begin RECORDS SUPPLIED

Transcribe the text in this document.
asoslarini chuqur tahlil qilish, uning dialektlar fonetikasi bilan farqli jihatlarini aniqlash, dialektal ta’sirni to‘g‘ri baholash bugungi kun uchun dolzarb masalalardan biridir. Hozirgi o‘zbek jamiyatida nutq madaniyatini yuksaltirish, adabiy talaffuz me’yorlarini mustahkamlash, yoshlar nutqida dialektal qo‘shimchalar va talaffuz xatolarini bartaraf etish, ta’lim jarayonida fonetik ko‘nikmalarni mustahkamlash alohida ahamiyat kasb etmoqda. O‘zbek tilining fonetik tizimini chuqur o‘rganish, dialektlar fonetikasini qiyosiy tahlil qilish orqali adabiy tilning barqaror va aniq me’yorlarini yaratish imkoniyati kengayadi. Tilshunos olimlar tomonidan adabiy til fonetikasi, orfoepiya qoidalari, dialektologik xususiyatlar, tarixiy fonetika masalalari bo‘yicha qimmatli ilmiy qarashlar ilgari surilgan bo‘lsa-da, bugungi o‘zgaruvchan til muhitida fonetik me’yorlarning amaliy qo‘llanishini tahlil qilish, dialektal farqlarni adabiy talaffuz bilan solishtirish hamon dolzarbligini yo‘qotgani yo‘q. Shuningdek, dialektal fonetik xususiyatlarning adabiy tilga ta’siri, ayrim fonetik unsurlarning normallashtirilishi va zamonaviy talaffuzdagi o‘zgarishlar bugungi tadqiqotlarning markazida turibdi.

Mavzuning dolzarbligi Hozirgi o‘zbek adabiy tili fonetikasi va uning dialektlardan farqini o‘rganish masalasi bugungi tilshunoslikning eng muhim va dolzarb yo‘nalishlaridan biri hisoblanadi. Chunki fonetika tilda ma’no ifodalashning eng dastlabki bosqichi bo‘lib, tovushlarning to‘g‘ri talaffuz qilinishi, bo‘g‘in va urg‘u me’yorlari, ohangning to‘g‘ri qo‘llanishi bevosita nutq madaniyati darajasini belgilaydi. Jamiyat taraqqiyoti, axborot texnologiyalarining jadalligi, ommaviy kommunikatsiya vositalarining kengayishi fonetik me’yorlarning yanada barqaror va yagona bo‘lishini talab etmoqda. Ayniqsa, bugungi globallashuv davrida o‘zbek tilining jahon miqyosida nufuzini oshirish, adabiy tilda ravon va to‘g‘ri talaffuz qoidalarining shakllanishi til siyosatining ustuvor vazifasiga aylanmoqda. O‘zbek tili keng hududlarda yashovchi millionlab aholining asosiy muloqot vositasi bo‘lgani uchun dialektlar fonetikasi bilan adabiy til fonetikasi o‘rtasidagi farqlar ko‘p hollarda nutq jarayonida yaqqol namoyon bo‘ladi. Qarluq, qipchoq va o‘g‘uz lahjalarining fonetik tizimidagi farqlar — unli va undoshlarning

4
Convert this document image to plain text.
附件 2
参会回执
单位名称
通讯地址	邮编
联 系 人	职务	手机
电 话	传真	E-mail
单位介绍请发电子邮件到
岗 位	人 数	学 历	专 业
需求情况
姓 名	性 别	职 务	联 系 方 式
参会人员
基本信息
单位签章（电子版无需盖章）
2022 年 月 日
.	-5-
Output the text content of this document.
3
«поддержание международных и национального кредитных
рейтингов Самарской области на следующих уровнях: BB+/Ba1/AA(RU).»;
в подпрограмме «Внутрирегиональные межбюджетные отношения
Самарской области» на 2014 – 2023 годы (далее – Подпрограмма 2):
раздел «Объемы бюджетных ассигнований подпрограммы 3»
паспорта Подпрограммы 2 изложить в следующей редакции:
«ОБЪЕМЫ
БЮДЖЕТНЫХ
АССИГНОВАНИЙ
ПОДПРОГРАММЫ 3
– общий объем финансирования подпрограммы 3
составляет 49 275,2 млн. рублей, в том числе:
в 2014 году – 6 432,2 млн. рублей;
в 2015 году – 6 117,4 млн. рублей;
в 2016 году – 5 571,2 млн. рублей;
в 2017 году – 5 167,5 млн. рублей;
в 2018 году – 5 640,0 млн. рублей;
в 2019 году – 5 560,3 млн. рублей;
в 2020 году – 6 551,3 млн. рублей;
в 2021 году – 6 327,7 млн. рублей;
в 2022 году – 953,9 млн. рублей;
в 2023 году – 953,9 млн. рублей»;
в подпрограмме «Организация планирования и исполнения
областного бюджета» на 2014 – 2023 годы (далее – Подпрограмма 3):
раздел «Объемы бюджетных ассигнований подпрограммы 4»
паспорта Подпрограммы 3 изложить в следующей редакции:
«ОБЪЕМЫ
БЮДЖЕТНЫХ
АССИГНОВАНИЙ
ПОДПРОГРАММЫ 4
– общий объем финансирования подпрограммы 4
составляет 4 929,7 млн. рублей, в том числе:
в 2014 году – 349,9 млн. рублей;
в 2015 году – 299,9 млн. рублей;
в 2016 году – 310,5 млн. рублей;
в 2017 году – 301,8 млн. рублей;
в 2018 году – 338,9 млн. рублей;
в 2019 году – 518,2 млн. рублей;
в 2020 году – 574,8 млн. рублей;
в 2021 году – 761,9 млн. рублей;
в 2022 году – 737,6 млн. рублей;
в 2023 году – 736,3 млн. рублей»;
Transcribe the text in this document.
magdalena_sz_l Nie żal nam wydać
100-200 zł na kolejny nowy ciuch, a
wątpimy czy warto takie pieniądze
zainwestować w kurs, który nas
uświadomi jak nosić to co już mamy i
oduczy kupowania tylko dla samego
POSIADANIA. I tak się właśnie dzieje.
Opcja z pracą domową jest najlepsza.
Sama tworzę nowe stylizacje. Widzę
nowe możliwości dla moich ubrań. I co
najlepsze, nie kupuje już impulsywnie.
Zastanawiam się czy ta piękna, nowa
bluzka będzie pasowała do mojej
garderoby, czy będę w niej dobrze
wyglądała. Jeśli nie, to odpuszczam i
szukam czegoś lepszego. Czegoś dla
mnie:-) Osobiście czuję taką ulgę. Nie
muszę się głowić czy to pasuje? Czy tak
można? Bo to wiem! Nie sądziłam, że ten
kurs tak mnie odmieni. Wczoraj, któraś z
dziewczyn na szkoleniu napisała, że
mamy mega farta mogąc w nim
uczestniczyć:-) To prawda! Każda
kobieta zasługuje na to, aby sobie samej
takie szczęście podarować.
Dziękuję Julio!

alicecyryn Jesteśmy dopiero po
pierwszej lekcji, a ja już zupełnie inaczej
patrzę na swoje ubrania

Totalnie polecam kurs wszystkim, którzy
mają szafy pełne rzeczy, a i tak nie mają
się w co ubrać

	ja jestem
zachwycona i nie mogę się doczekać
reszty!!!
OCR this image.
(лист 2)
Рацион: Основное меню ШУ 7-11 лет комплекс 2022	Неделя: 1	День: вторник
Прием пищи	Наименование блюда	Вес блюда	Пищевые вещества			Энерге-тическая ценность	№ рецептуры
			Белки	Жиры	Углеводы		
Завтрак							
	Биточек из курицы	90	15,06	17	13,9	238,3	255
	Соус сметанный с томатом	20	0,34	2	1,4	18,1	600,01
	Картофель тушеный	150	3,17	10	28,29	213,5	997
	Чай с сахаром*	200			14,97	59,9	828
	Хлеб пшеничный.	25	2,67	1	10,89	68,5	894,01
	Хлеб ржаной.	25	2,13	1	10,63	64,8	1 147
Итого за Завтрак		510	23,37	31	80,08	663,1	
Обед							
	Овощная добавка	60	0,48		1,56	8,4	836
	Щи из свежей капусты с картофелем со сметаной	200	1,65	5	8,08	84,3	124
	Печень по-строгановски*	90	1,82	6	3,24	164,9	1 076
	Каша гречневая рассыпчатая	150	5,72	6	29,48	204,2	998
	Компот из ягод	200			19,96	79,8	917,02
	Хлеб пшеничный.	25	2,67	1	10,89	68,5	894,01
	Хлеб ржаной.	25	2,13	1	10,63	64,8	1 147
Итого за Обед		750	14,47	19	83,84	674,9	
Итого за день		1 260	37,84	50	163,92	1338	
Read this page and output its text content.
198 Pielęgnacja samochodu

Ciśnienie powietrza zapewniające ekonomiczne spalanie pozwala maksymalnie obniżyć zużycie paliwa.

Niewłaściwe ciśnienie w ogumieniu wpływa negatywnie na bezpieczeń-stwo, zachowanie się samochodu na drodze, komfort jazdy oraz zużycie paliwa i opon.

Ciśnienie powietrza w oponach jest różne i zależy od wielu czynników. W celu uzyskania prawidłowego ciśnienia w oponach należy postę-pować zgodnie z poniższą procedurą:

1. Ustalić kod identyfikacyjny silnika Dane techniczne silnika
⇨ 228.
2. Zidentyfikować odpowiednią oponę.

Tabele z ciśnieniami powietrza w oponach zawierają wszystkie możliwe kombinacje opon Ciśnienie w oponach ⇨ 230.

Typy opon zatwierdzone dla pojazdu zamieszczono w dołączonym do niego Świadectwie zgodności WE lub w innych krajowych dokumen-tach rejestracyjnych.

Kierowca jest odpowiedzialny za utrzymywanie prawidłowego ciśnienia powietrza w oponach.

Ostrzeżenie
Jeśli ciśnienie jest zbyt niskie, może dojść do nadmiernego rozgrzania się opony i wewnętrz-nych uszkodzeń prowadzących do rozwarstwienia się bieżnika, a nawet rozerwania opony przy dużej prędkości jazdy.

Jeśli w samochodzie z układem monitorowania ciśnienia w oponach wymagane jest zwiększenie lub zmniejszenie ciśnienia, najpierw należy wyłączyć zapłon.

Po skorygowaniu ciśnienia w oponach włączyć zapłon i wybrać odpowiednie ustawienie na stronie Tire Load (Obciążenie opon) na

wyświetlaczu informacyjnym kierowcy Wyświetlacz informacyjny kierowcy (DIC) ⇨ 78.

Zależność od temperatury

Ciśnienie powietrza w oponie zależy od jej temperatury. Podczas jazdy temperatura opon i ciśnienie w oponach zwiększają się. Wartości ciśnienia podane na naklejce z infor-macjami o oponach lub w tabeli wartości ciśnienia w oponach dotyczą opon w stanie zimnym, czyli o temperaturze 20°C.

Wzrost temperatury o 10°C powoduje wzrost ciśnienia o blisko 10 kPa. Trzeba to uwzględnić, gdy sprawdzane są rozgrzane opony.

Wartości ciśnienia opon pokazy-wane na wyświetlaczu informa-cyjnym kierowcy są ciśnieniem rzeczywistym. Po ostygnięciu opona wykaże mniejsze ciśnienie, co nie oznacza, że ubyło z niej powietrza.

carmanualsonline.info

end RECORDS SUPPLIED

• WORK REQUIRED:
Show the lines from the data above that contain the string "следующей".

• THE COMPLETED TASK:
паспорта Подпрограммы 2 изложить в следующей редакции:
паспорта Подпрограммы 3 изложить в следующей редакции:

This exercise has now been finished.